INSTRUCTIONS FOR THE TASK :: Answer with a single number: the count of lines that hold "title".
****************
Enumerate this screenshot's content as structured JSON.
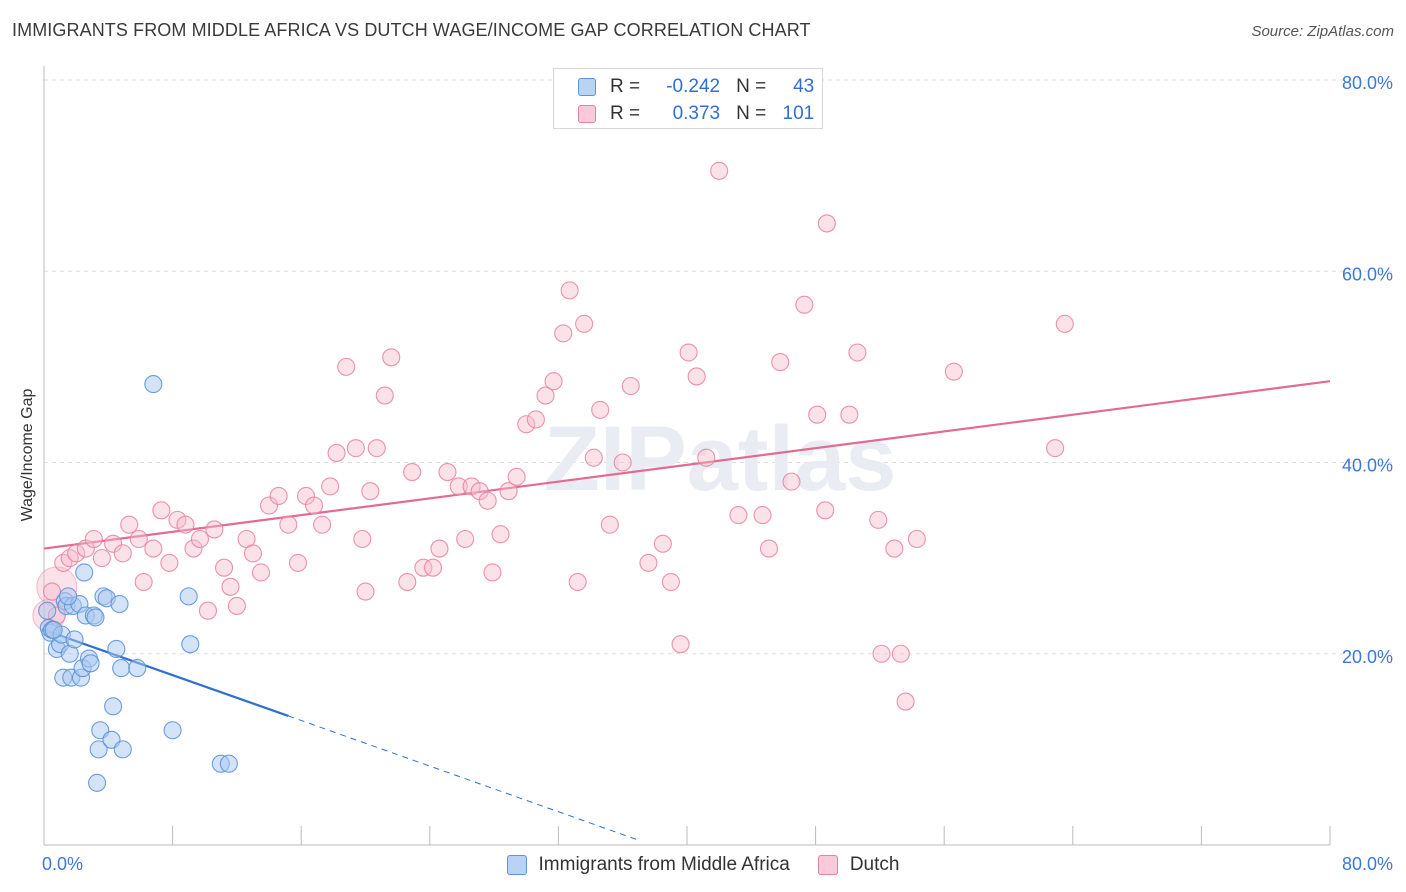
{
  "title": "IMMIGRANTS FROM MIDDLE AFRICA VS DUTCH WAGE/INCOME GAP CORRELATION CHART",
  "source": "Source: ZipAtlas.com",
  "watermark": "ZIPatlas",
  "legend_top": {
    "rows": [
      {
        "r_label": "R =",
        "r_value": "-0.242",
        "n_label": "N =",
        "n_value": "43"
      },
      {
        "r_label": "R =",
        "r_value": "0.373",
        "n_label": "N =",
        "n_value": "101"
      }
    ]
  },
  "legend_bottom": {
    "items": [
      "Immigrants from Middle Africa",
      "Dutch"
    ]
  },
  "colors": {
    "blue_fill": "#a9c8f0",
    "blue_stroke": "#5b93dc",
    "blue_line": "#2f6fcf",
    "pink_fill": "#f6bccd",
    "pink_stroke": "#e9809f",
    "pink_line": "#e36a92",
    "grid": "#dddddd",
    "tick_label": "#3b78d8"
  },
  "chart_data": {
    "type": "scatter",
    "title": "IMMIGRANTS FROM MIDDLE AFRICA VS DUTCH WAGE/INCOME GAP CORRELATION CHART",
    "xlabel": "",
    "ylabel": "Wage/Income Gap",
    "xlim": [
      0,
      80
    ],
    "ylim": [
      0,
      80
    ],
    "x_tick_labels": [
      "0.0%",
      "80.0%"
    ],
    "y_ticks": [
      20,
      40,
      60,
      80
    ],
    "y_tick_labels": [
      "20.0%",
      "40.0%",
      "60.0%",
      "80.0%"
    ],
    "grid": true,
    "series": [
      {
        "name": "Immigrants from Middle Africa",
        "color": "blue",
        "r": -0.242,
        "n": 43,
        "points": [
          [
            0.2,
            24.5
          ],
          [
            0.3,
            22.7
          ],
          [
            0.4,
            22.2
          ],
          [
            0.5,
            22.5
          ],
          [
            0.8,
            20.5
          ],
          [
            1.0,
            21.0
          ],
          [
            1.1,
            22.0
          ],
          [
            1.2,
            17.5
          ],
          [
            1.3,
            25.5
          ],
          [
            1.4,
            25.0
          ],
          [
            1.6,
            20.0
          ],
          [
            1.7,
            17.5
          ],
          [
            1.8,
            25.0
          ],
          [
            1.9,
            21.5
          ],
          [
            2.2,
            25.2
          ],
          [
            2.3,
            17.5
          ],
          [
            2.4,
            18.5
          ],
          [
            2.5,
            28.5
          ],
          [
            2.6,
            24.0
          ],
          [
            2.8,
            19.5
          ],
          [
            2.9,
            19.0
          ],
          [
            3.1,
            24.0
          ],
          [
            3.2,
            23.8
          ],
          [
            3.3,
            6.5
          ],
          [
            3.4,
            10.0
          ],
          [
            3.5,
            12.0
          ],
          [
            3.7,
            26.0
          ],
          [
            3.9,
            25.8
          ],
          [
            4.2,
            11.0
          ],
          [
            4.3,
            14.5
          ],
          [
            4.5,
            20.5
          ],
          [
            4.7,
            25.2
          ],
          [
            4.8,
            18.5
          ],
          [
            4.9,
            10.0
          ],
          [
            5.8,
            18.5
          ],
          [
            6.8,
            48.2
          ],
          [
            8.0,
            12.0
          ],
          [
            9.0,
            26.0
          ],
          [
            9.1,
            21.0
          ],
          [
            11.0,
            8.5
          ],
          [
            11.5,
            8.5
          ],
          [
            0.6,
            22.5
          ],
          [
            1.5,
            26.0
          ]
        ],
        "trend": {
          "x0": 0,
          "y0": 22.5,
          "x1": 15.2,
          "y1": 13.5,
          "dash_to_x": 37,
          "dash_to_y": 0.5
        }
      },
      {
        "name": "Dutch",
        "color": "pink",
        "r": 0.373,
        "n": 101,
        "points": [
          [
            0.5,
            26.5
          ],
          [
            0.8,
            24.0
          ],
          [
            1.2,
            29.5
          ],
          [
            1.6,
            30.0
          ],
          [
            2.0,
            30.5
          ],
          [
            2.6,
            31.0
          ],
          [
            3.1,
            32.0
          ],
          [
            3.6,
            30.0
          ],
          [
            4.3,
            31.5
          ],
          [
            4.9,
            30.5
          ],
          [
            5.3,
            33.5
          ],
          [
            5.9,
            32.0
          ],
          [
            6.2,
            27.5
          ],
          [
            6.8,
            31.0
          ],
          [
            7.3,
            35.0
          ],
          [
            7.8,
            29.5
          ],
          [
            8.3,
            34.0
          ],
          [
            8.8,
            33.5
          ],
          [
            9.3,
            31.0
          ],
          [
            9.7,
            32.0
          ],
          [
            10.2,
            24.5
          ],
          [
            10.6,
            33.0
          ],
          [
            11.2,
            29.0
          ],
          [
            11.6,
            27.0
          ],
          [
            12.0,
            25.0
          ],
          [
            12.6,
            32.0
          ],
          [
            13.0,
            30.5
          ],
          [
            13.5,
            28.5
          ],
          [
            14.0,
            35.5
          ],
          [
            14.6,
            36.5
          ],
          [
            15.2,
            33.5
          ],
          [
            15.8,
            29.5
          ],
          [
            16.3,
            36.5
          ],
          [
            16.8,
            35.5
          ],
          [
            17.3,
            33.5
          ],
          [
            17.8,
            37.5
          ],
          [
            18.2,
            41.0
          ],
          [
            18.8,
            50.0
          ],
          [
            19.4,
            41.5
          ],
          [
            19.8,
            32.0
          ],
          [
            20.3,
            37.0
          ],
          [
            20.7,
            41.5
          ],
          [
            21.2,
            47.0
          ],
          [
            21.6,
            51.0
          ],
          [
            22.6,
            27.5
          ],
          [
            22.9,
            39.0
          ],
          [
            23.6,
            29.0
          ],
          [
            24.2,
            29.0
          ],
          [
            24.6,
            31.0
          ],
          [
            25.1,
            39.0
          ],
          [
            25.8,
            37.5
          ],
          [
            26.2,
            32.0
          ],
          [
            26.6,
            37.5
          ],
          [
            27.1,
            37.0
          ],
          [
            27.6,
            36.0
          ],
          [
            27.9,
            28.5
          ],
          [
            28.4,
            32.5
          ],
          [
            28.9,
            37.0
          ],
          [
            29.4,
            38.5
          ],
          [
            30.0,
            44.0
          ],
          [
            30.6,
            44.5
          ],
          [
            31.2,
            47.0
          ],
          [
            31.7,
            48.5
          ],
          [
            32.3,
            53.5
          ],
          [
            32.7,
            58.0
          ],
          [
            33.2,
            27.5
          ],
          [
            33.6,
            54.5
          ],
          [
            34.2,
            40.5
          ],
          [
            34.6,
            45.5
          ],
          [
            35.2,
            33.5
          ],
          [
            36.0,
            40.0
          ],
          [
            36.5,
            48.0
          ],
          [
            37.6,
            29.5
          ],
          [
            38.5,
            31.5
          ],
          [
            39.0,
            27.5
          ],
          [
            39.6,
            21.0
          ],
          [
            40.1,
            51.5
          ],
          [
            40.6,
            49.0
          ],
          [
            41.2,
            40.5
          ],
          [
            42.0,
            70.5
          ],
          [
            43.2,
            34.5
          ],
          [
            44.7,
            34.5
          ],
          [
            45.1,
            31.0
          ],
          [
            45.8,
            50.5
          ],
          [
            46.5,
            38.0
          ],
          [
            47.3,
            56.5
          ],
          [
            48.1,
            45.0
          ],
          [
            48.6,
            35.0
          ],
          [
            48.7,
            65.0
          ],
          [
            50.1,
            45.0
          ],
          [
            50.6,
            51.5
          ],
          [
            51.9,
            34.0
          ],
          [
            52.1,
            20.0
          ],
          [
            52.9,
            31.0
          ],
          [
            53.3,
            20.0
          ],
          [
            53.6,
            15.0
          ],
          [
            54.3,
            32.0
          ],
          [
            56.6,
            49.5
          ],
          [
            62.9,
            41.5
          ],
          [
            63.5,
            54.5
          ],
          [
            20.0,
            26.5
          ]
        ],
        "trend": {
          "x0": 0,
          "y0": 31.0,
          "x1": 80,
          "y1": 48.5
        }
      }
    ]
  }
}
****************
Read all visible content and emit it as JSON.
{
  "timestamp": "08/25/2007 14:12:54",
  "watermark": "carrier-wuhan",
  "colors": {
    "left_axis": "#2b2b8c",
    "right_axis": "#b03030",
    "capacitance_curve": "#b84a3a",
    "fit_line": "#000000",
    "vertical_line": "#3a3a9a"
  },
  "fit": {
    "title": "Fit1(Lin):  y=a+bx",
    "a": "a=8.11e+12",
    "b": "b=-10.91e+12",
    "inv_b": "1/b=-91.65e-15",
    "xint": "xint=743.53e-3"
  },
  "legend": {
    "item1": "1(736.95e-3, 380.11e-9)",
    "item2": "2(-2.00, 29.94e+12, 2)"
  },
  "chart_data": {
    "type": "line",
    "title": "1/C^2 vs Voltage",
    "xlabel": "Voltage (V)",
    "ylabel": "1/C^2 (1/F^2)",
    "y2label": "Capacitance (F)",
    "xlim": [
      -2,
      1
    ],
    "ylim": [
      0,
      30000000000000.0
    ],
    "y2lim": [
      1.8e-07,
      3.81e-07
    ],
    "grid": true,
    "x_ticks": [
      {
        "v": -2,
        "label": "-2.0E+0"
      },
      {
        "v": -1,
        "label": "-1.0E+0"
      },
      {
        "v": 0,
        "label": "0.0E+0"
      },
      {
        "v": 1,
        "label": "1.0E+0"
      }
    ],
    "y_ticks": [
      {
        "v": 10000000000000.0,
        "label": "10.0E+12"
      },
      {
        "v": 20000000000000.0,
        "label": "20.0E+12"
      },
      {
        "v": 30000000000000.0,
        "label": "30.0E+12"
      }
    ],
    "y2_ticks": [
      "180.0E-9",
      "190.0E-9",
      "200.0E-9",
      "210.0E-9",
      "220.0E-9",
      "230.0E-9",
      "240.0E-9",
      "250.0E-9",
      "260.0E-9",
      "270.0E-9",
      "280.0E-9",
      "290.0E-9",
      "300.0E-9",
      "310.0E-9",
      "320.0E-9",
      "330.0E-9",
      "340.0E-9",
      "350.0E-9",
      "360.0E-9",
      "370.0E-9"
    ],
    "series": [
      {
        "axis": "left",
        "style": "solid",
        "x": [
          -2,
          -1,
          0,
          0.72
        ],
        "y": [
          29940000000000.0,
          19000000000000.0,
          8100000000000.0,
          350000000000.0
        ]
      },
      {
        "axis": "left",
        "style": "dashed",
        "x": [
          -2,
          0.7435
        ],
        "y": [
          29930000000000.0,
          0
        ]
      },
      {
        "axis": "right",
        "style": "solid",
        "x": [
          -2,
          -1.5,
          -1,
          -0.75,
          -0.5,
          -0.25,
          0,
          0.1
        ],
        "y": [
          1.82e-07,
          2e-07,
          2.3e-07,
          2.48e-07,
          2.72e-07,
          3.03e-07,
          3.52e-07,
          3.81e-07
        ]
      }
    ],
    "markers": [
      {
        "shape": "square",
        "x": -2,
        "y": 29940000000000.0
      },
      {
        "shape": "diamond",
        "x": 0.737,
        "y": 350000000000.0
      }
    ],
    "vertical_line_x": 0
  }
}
****************
RIGHT ANSWER :: 4